### What to produce
Find out how many lines of the material contain the string "细说汉字" and give only that figure.

### Data listing
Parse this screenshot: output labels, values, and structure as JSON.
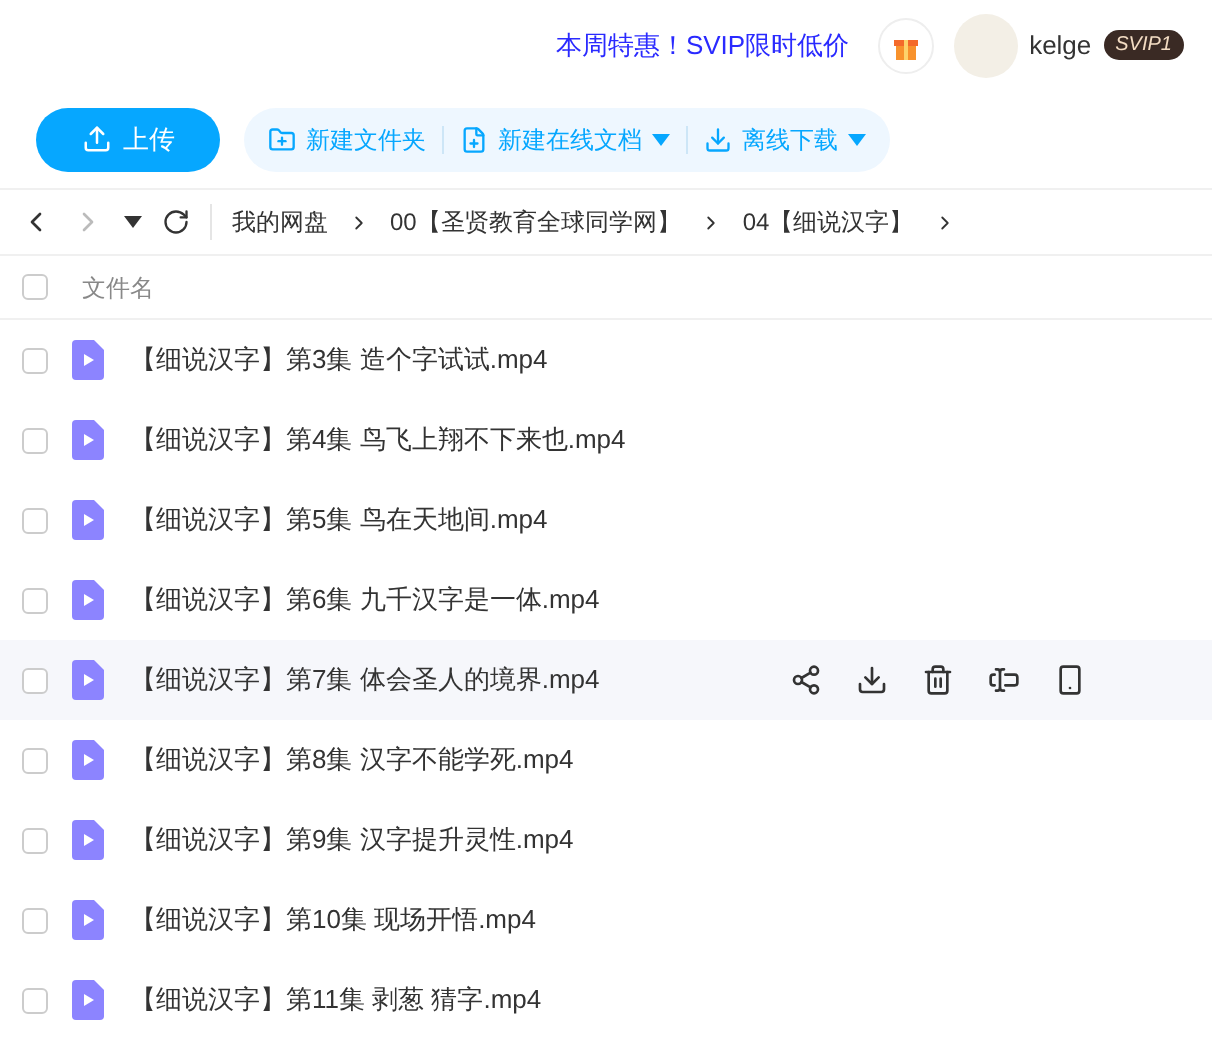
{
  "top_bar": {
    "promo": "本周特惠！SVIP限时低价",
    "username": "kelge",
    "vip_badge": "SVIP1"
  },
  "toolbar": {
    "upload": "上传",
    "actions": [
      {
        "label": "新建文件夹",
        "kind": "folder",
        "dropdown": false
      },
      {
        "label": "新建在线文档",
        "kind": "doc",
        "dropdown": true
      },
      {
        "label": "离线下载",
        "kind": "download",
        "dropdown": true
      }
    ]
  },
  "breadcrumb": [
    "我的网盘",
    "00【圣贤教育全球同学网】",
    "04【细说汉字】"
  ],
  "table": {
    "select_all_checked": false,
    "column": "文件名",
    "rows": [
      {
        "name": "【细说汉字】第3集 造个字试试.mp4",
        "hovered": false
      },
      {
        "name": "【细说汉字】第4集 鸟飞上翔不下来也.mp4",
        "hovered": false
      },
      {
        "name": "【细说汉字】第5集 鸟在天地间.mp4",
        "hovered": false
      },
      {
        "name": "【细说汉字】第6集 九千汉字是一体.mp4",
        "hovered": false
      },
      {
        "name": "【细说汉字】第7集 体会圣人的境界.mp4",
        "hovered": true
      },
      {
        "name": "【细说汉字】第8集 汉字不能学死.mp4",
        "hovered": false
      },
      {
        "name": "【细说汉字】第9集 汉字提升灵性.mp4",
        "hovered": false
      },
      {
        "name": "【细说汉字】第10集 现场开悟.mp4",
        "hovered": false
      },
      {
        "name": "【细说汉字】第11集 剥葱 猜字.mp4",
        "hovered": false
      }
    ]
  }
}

### Output for this exercise
10